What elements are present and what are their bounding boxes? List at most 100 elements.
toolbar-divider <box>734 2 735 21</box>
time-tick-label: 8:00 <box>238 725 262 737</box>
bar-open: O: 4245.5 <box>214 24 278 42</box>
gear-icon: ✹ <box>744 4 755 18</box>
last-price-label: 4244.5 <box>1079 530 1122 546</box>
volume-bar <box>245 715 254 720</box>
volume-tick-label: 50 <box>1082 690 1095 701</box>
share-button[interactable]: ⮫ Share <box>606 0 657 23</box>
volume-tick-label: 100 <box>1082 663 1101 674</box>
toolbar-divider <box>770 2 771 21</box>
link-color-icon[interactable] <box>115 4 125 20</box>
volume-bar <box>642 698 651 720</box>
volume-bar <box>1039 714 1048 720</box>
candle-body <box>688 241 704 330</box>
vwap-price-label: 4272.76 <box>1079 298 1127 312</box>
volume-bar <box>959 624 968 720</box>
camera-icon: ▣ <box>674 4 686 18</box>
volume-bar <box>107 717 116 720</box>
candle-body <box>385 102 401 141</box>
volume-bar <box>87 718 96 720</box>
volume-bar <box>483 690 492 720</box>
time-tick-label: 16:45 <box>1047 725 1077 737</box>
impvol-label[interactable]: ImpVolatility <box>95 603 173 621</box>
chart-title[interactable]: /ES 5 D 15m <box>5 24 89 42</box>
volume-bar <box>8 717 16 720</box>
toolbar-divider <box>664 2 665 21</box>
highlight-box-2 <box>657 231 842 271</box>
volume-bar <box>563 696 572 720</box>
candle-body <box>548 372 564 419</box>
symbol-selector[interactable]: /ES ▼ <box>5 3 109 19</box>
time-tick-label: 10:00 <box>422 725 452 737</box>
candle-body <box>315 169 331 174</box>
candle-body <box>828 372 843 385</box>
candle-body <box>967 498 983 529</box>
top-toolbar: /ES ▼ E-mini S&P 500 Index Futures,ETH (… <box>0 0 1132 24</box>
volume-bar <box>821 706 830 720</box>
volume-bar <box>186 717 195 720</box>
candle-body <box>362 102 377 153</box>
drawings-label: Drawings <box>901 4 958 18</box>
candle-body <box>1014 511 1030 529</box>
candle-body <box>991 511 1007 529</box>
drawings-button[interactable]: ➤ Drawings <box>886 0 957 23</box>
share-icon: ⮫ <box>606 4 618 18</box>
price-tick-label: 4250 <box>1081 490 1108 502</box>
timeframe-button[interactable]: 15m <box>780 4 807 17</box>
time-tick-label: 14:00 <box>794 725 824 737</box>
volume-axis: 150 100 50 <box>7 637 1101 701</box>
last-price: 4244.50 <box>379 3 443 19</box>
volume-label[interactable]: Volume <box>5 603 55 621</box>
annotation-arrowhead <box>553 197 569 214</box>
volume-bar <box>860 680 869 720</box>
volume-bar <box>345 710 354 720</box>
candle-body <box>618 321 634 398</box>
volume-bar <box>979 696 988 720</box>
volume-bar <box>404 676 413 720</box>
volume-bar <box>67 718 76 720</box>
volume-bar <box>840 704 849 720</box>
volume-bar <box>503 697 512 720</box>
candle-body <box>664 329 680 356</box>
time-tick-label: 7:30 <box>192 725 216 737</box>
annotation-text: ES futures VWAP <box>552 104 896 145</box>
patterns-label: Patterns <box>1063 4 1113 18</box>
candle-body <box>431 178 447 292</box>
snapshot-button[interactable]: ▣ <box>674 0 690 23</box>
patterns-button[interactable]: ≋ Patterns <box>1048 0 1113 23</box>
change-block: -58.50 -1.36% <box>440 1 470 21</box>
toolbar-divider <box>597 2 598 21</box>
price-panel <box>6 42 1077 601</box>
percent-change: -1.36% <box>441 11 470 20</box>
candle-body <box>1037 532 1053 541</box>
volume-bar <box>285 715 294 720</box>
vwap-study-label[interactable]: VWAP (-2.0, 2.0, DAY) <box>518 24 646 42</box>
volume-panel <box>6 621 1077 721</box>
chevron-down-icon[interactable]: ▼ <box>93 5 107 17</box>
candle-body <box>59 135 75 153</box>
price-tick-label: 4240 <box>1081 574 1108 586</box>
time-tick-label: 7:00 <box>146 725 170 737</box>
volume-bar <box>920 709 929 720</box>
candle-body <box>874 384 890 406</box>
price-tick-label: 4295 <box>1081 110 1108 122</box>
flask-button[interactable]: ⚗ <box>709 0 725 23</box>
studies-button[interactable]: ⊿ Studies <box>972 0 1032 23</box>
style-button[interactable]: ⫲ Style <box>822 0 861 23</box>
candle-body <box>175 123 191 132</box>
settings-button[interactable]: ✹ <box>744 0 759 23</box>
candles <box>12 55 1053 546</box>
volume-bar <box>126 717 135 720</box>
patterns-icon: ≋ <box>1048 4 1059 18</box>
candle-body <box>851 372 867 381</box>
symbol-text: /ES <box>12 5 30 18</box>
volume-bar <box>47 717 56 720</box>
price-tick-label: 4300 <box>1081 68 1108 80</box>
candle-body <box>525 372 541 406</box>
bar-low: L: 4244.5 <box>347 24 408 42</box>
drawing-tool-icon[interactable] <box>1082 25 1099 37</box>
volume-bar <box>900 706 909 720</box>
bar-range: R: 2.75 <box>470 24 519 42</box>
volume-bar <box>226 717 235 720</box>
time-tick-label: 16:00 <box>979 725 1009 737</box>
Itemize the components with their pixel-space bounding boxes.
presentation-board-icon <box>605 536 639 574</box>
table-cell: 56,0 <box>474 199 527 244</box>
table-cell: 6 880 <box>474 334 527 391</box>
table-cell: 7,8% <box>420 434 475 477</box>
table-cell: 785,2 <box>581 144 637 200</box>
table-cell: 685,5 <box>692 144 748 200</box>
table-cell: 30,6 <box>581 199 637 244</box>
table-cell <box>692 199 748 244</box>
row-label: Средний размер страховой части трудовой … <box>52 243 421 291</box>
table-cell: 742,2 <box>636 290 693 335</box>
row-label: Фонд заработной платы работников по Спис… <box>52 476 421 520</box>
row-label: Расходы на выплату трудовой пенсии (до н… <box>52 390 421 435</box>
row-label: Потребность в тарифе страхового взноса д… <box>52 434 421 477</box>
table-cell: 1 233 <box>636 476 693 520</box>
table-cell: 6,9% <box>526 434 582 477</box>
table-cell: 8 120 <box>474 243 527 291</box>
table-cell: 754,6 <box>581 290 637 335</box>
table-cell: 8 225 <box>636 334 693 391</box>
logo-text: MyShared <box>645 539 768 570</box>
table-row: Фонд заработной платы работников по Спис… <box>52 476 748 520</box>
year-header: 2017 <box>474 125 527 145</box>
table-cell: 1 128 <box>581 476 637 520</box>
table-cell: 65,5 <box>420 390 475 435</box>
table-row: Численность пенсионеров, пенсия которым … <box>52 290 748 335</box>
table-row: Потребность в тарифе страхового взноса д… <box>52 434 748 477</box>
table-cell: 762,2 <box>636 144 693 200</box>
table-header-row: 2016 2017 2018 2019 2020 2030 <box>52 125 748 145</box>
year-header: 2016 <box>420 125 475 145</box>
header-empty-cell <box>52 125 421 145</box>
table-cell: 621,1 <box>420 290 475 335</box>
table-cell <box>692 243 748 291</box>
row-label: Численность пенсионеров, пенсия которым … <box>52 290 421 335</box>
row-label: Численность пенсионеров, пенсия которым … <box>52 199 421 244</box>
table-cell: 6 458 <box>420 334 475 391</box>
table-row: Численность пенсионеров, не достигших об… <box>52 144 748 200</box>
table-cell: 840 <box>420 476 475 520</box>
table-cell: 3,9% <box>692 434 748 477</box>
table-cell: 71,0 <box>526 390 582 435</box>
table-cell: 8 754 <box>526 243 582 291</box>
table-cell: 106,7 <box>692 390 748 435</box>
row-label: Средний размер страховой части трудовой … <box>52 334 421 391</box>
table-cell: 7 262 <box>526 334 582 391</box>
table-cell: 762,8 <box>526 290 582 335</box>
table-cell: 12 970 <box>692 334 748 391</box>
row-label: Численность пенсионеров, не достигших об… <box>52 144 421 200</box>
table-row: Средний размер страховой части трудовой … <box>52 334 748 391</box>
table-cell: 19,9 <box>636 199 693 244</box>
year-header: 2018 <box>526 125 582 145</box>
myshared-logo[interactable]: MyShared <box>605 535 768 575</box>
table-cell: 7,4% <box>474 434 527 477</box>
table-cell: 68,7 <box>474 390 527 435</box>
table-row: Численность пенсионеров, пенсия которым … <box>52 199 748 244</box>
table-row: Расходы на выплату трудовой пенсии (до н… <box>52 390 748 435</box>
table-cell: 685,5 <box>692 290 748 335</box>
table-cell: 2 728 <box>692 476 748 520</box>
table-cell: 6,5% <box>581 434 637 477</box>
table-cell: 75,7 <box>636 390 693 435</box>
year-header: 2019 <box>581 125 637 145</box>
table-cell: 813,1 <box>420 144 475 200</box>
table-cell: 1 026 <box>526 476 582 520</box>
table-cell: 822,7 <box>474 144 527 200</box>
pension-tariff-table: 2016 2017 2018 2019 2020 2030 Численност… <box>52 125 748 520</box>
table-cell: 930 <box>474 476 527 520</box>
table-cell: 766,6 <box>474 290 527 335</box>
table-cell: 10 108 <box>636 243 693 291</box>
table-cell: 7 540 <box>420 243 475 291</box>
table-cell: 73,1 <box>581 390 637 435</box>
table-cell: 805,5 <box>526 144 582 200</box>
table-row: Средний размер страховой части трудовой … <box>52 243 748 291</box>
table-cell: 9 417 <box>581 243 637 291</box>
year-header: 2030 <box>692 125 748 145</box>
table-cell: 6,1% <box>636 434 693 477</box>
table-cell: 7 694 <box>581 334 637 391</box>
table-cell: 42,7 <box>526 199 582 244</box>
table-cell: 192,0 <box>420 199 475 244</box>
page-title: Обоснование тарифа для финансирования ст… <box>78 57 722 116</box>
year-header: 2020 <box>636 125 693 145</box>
━━━━━━━━
Direction → Copy the records word for word from their first line through the line containing "volume-bar <box>245 715 254 720</box>", including both of those lines.

Correct output →
What elements are present and what are their bounding boxes? List at most 100 elements.
toolbar-divider <box>734 2 735 21</box>
time-tick-label: 8:00 <box>238 725 262 737</box>
bar-open: O: 4245.5 <box>214 24 278 42</box>
gear-icon: ✹ <box>744 4 755 18</box>
last-price-label: 4244.5 <box>1079 530 1122 546</box>
volume-bar <box>245 715 254 720</box>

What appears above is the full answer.